↓

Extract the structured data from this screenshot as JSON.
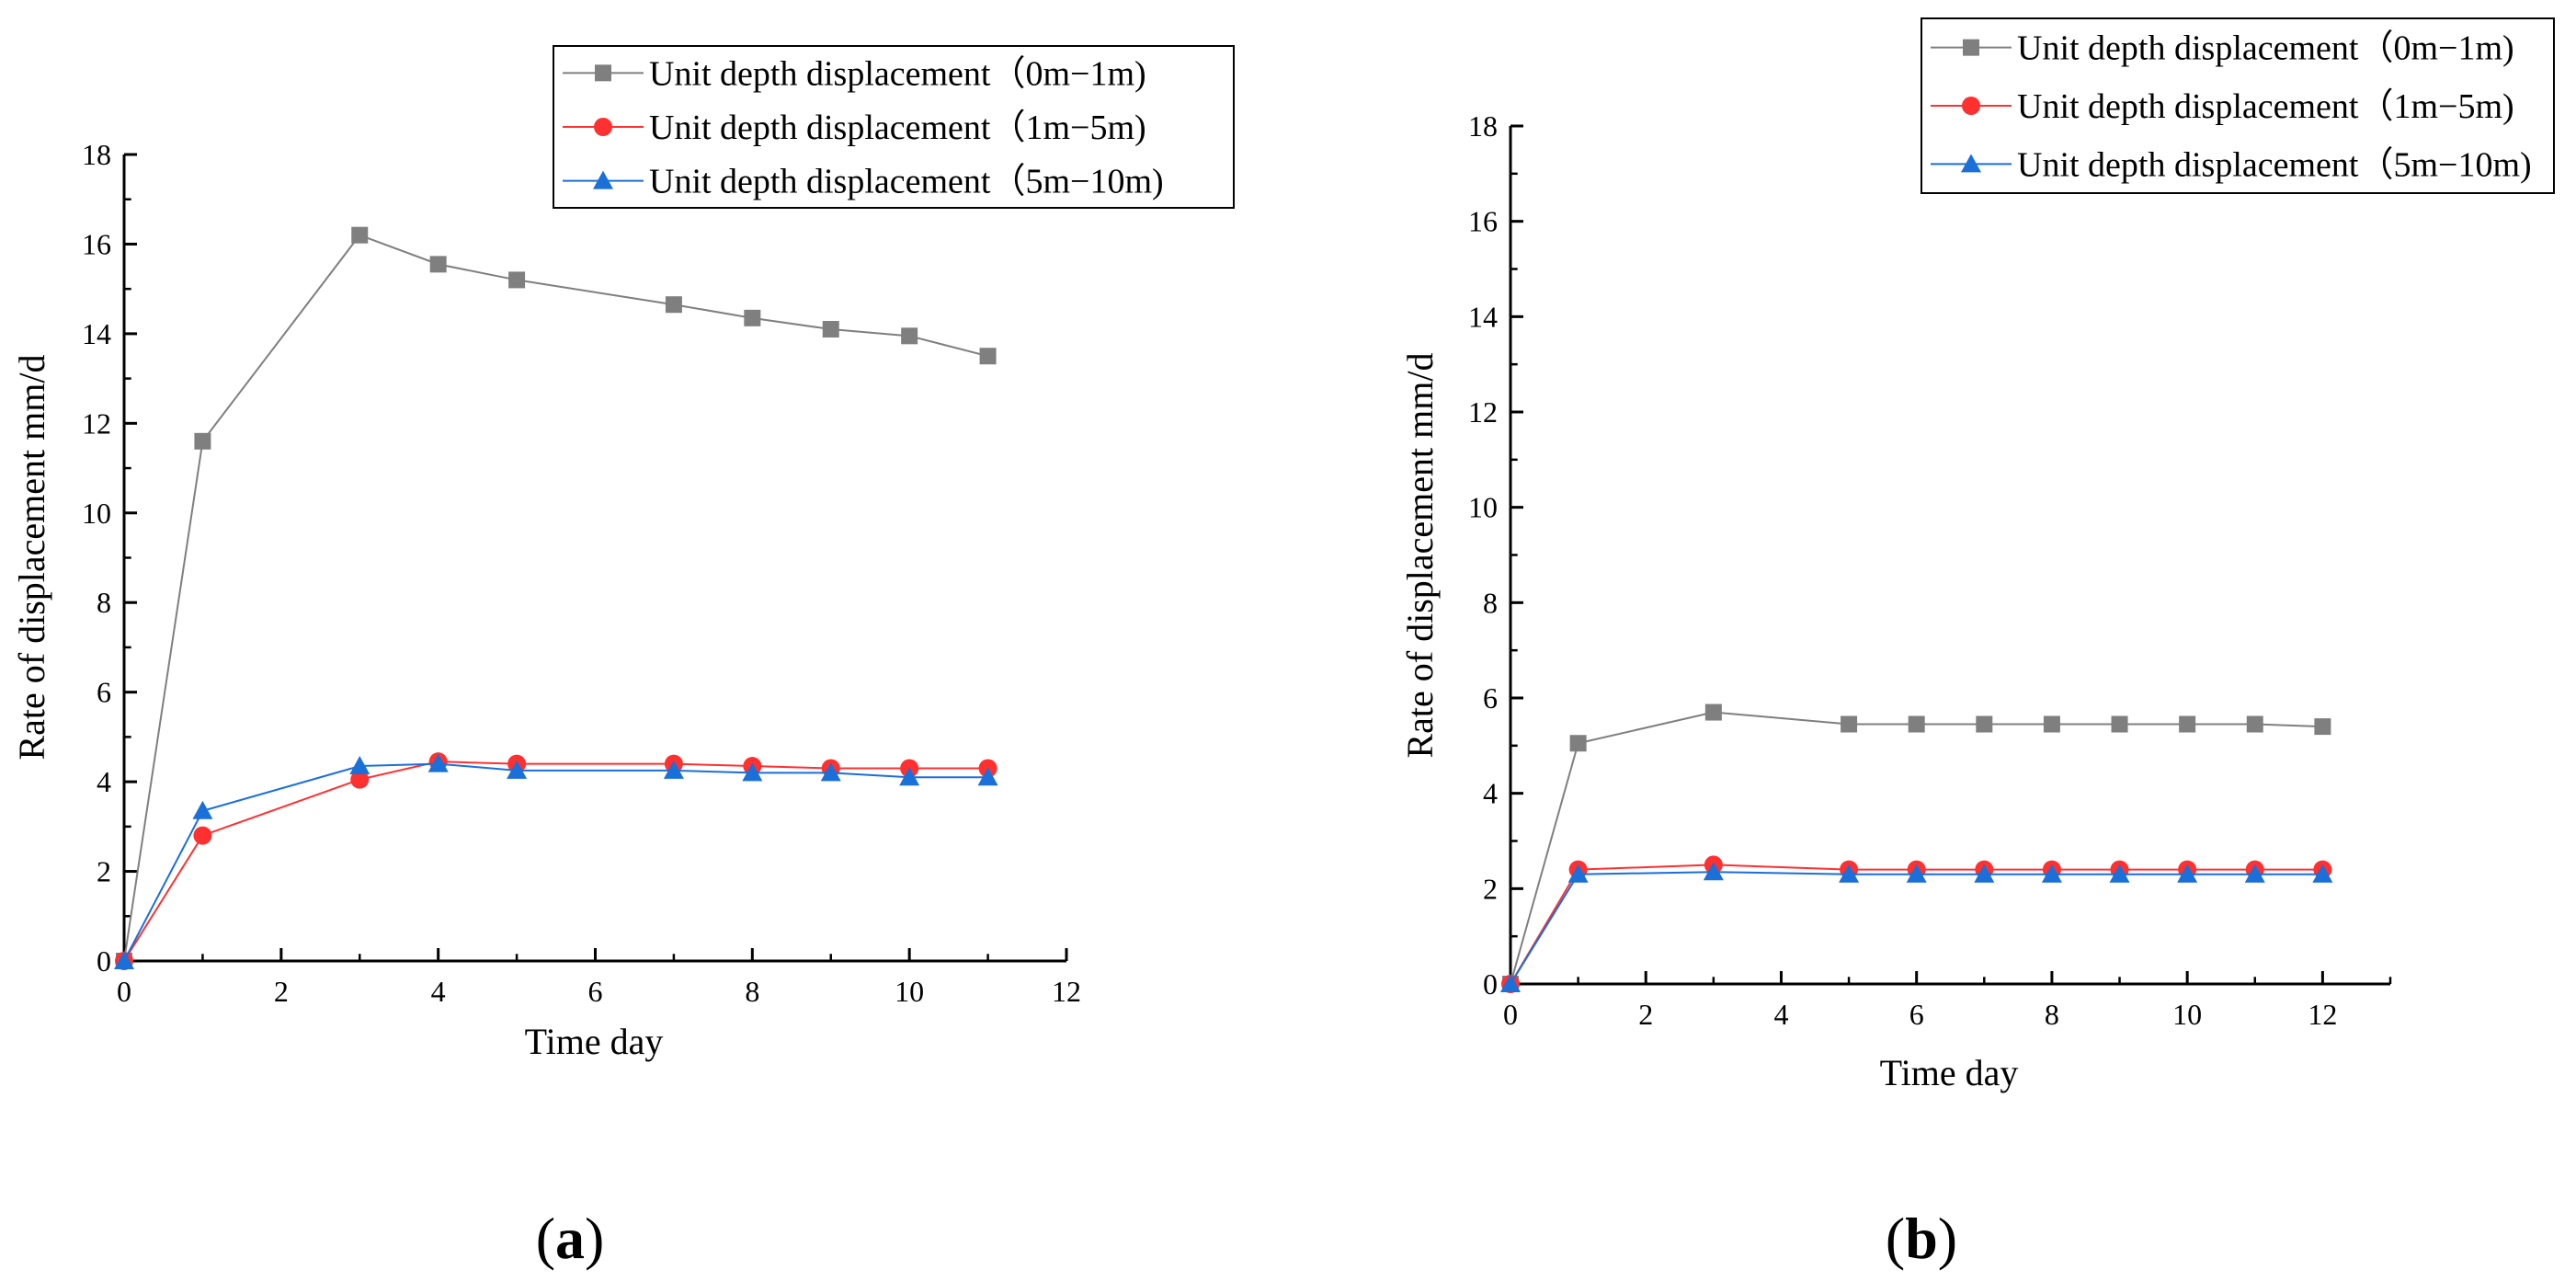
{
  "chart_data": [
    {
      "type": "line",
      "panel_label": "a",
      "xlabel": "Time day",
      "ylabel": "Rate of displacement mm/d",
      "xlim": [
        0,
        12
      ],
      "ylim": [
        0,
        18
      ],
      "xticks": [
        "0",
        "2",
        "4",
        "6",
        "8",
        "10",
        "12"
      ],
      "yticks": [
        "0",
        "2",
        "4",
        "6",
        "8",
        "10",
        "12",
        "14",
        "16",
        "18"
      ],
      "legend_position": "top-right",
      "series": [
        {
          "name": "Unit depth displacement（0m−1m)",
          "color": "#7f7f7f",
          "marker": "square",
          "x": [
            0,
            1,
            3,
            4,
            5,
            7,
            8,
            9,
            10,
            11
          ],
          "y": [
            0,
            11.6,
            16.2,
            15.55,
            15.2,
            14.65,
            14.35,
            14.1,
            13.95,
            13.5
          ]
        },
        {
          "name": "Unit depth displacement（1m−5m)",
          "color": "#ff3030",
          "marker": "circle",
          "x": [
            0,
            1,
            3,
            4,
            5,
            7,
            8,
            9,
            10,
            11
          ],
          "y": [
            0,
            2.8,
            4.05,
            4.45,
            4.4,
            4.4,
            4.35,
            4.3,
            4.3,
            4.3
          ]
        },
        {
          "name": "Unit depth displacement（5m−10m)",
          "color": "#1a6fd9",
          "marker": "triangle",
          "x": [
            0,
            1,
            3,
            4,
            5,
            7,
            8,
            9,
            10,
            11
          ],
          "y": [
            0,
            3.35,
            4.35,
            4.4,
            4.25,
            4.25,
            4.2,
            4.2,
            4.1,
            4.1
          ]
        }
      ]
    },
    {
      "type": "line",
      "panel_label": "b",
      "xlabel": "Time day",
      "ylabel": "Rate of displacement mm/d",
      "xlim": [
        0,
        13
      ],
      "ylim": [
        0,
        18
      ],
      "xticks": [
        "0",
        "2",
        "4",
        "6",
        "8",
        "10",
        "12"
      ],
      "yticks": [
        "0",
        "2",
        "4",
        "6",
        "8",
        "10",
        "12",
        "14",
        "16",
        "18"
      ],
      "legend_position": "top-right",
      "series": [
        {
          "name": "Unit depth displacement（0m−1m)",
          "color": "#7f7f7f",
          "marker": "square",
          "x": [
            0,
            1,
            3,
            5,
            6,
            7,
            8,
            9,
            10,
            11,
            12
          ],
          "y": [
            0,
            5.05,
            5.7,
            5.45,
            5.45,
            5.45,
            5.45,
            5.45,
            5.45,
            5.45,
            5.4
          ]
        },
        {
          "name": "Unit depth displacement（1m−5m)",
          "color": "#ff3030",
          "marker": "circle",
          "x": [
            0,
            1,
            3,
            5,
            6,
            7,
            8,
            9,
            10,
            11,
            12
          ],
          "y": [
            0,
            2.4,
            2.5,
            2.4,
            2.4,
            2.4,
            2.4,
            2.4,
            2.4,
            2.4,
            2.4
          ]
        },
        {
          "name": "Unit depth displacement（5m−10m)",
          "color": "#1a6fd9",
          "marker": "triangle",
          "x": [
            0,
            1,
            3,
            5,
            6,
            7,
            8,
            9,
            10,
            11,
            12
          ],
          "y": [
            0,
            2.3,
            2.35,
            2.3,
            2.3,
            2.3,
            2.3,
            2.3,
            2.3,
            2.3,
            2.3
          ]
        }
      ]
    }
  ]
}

↑

JOB:
Print all of the entries word for word. Skip any images they contain.

FULL SOLUTION:
Extract the structured data from this screenshot as JSON.
{
  "chart_data": [
    {
      "type": "line",
      "panel_label": "a",
      "xlabel": "Time day",
      "ylabel": "Rate of displacement mm/d",
      "xlim": [
        0,
        12
      ],
      "ylim": [
        0,
        18
      ],
      "xticks": [
        "0",
        "2",
        "4",
        "6",
        "8",
        "10",
        "12"
      ],
      "yticks": [
        "0",
        "2",
        "4",
        "6",
        "8",
        "10",
        "12",
        "14",
        "16",
        "18"
      ],
      "legend_position": "top-right",
      "series": [
        {
          "name": "Unit depth displacement（0m−1m)",
          "color": "#7f7f7f",
          "marker": "square",
          "x": [
            0,
            1,
            3,
            4,
            5,
            7,
            8,
            9,
            10,
            11
          ],
          "y": [
            0,
            11.6,
            16.2,
            15.55,
            15.2,
            14.65,
            14.35,
            14.1,
            13.95,
            13.5
          ]
        },
        {
          "name": "Unit depth displacement（1m−5m)",
          "color": "#ff3030",
          "marker": "circle",
          "x": [
            0,
            1,
            3,
            4,
            5,
            7,
            8,
            9,
            10,
            11
          ],
          "y": [
            0,
            2.8,
            4.05,
            4.45,
            4.4,
            4.4,
            4.35,
            4.3,
            4.3,
            4.3
          ]
        },
        {
          "name": "Unit depth displacement（5m−10m)",
          "color": "#1a6fd9",
          "marker": "triangle",
          "x": [
            0,
            1,
            3,
            4,
            5,
            7,
            8,
            9,
            10,
            11
          ],
          "y": [
            0,
            3.35,
            4.35,
            4.4,
            4.25,
            4.25,
            4.2,
            4.2,
            4.1,
            4.1
          ]
        }
      ]
    },
    {
      "type": "line",
      "panel_label": "b",
      "xlabel": "Time day",
      "ylabel": "Rate of displacement mm/d",
      "xlim": [
        0,
        13
      ],
      "ylim": [
        0,
        18
      ],
      "xticks": [
        "0",
        "2",
        "4",
        "6",
        "8",
        "10",
        "12"
      ],
      "yticks": [
        "0",
        "2",
        "4",
        "6",
        "8",
        "10",
        "12",
        "14",
        "16",
        "18"
      ],
      "legend_position": "top-right",
      "series": [
        {
          "name": "Unit depth displacement（0m−1m)",
          "color": "#7f7f7f",
          "marker": "square",
          "x": [
            0,
            1,
            3,
            5,
            6,
            7,
            8,
            9,
            10,
            11,
            12
          ],
          "y": [
            0,
            5.05,
            5.7,
            5.45,
            5.45,
            5.45,
            5.45,
            5.45,
            5.45,
            5.45,
            5.4
          ]
        },
        {
          "name": "Unit depth displacement（1m−5m)",
          "color": "#ff3030",
          "marker": "circle",
          "x": [
            0,
            1,
            3,
            5,
            6,
            7,
            8,
            9,
            10,
            11,
            12
          ],
          "y": [
            0,
            2.4,
            2.5,
            2.4,
            2.4,
            2.4,
            2.4,
            2.4,
            2.4,
            2.4,
            2.4
          ]
        },
        {
          "name": "Unit depth displacement（5m−10m)",
          "color": "#1a6fd9",
          "marker": "triangle",
          "x": [
            0,
            1,
            3,
            5,
            6,
            7,
            8,
            9,
            10,
            11,
            12
          ],
          "y": [
            0,
            2.3,
            2.35,
            2.3,
            2.3,
            2.3,
            2.3,
            2.3,
            2.3,
            2.3,
            2.3
          ]
        }
      ]
    }
  ]
}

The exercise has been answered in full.